## GOAL
Would you quote the material below in full and unchanged?

━━━━━━━━

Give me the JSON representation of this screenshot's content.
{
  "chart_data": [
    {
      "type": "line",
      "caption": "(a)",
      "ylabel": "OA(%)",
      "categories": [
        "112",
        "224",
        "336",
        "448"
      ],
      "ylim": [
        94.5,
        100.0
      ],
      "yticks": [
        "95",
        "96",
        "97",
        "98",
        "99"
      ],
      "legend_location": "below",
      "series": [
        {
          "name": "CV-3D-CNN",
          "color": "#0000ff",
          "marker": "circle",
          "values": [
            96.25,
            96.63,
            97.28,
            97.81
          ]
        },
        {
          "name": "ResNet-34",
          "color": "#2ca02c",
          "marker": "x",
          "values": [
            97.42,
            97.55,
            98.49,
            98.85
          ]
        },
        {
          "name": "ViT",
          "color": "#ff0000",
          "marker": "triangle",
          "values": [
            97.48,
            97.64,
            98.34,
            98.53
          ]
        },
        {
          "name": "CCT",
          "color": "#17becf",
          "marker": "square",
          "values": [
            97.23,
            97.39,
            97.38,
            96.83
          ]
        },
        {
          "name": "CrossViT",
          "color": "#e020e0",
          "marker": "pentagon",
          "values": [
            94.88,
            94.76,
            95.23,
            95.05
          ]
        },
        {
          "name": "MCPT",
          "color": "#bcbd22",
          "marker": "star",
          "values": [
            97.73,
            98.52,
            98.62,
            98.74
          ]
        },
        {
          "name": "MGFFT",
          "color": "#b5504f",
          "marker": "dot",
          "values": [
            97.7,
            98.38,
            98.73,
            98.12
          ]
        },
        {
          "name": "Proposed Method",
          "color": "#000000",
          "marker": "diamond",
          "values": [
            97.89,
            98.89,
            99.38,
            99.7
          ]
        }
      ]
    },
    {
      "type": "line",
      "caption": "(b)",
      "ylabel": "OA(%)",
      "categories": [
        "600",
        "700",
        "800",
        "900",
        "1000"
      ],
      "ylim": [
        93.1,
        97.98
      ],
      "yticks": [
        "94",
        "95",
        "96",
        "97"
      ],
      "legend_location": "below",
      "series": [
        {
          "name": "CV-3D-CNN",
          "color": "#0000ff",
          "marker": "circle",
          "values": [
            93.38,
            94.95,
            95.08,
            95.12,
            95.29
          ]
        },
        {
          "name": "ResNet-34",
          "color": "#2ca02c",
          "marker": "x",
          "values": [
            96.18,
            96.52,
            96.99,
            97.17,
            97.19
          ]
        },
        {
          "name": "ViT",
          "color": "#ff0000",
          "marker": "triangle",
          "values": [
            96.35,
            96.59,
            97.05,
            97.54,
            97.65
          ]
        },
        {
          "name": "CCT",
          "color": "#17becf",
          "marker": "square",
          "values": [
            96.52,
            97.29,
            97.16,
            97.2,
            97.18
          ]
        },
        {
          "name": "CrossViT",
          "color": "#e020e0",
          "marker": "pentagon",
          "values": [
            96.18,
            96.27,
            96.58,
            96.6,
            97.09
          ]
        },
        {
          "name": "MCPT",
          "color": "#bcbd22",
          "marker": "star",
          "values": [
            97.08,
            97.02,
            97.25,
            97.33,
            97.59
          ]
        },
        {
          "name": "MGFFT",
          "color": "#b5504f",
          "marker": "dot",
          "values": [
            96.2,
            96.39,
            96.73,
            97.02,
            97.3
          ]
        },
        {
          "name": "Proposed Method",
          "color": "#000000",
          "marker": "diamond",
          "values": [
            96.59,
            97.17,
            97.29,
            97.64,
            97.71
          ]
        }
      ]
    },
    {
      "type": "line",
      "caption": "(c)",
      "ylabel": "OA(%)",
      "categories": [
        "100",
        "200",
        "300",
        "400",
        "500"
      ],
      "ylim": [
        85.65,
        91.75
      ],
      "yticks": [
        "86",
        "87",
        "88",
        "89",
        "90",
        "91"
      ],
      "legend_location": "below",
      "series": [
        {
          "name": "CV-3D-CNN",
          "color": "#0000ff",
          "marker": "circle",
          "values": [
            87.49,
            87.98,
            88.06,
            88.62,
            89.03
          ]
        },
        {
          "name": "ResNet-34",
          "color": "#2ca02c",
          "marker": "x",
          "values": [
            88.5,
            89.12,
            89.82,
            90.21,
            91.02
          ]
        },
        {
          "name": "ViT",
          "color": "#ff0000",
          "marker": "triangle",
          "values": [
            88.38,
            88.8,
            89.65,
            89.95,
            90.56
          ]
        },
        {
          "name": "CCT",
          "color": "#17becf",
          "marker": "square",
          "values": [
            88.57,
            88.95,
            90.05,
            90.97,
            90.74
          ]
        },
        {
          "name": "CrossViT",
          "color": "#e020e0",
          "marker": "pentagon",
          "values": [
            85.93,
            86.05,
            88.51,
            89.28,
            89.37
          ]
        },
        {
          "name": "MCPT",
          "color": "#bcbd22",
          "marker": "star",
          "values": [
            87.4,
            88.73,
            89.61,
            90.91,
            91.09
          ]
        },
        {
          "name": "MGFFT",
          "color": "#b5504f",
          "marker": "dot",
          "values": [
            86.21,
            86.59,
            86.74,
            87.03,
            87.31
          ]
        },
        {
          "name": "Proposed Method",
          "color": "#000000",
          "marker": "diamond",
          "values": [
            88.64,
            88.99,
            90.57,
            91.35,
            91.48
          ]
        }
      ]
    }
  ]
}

━━━━━━━━

## CORRECT OUTPUT
Give me the JSON representation of this screenshot's content.
{
  "chart_data": [
    {
      "type": "line",
      "caption": "(a)",
      "ylabel": "OA(%)",
      "categories": [
        "112",
        "224",
        "336",
        "448"
      ],
      "ylim": [
        94.5,
        100.0
      ],
      "yticks": [
        "95",
        "96",
        "97",
        "98",
        "99"
      ],
      "legend_location": "below",
      "series": [
        {
          "name": "CV-3D-CNN",
          "color": "#0000ff",
          "marker": "circle",
          "values": [
            96.25,
            96.63,
            97.28,
            97.81
          ]
        },
        {
          "name": "ResNet-34",
          "color": "#2ca02c",
          "marker": "x",
          "values": [
            97.42,
            97.55,
            98.49,
            98.85
          ]
        },
        {
          "name": "ViT",
          "color": "#ff0000",
          "marker": "triangle",
          "values": [
            97.48,
            97.64,
            98.34,
            98.53
          ]
        },
        {
          "name": "CCT",
          "color": "#17becf",
          "marker": "square",
          "values": [
            97.23,
            97.39,
            97.38,
            96.83
          ]
        },
        {
          "name": "CrossViT",
          "color": "#e020e0",
          "marker": "pentagon",
          "values": [
            94.88,
            94.76,
            95.23,
            95.05
          ]
        },
        {
          "name": "MCPT",
          "color": "#bcbd22",
          "marker": "star",
          "values": [
            97.73,
            98.52,
            98.62,
            98.74
          ]
        },
        {
          "name": "MGFFT",
          "color": "#b5504f",
          "marker": "dot",
          "values": [
            97.7,
            98.38,
            98.73,
            98.12
          ]
        },
        {
          "name": "Proposed Method",
          "color": "#000000",
          "marker": "diamond",
          "values": [
            97.89,
            98.89,
            99.38,
            99.7
          ]
        }
      ]
    },
    {
      "type": "line",
      "caption": "(b)",
      "ylabel": "OA(%)",
      "categories": [
        "600",
        "700",
        "800",
        "900",
        "1000"
      ],
      "ylim": [
        93.1,
        97.98
      ],
      "yticks": [
        "94",
        "95",
        "96",
        "97"
      ],
      "legend_location": "below",
      "series": [
        {
          "name": "CV-3D-CNN",
          "color": "#0000ff",
          "marker": "circle",
          "values": [
            93.38,
            94.95,
            95.08,
            95.12,
            95.29
          ]
        },
        {
          "name": "ResNet-34",
          "color": "#2ca02c",
          "marker": "x",
          "values": [
            96.18,
            96.52,
            96.99,
            97.17,
            97.19
          ]
        },
        {
          "name": "ViT",
          "color": "#ff0000",
          "marker": "triangle",
          "values": [
            96.35,
            96.59,
            97.05,
            97.54,
            97.65
          ]
        },
        {
          "name": "CCT",
          "color": "#17becf",
          "marker": "square",
          "values": [
            96.52,
            97.29,
            97.16,
            97.2,
            97.18
          ]
        },
        {
          "name": "CrossViT",
          "color": "#e020e0",
          "marker": "pentagon",
          "values": [
            96.18,
            96.27,
            96.58,
            96.6,
            97.09
          ]
        },
        {
          "name": "MCPT",
          "color": "#bcbd22",
          "marker": "star",
          "values": [
            97.08,
            97.02,
            97.25,
            97.33,
            97.59
          ]
        },
        {
          "name": "MGFFT",
          "color": "#b5504f",
          "marker": "dot",
          "values": [
            96.2,
            96.39,
            96.73,
            97.02,
            97.3
          ]
        },
        {
          "name": "Proposed Method",
          "color": "#000000",
          "marker": "diamond",
          "values": [
            96.59,
            97.17,
            97.29,
            97.64,
            97.71
          ]
        }
      ]
    },
    {
      "type": "line",
      "caption": "(c)",
      "ylabel": "OA(%)",
      "categories": [
        "100",
        "200",
        "300",
        "400",
        "500"
      ],
      "ylim": [
        85.65,
        91.75
      ],
      "yticks": [
        "86",
        "87",
        "88",
        "89",
        "90",
        "91"
      ],
      "legend_location": "below",
      "series": [
        {
          "name": "CV-3D-CNN",
          "color": "#0000ff",
          "marker": "circle",
          "values": [
            87.49,
            87.98,
            88.06,
            88.62,
            89.03
          ]
        },
        {
          "name": "ResNet-34",
          "color": "#2ca02c",
          "marker": "x",
          "values": [
            88.5,
            89.12,
            89.82,
            90.21,
            91.02
          ]
        },
        {
          "name": "ViT",
          "color": "#ff0000",
          "marker": "triangle",
          "values": [
            88.38,
            88.8,
            89.65,
            89.95,
            90.56
          ]
        },
        {
          "name": "CCT",
          "color": "#17becf",
          "marker": "square",
          "values": [
            88.57,
            88.95,
            90.05,
            90.97,
            90.74
          ]
        },
        {
          "name": "CrossViT",
          "color": "#e020e0",
          "marker": "pentagon",
          "values": [
            85.93,
            86.05,
            88.51,
            89.28,
            89.37
          ]
        },
        {
          "name": "MCPT",
          "color": "#bcbd22",
          "marker": "star",
          "values": [
            87.4,
            88.73,
            89.61,
            90.91,
            91.09
          ]
        },
        {
          "name": "MGFFT",
          "color": "#b5504f",
          "marker": "dot",
          "values": [
            86.21,
            86.59,
            86.74,
            87.03,
            87.31
          ]
        },
        {
          "name": "Proposed Method",
          "color": "#000000",
          "marker": "diamond",
          "values": [
            88.64,
            88.99,
            90.57,
            91.35,
            91.48
          ]
        }
      ]
    }
  ]
}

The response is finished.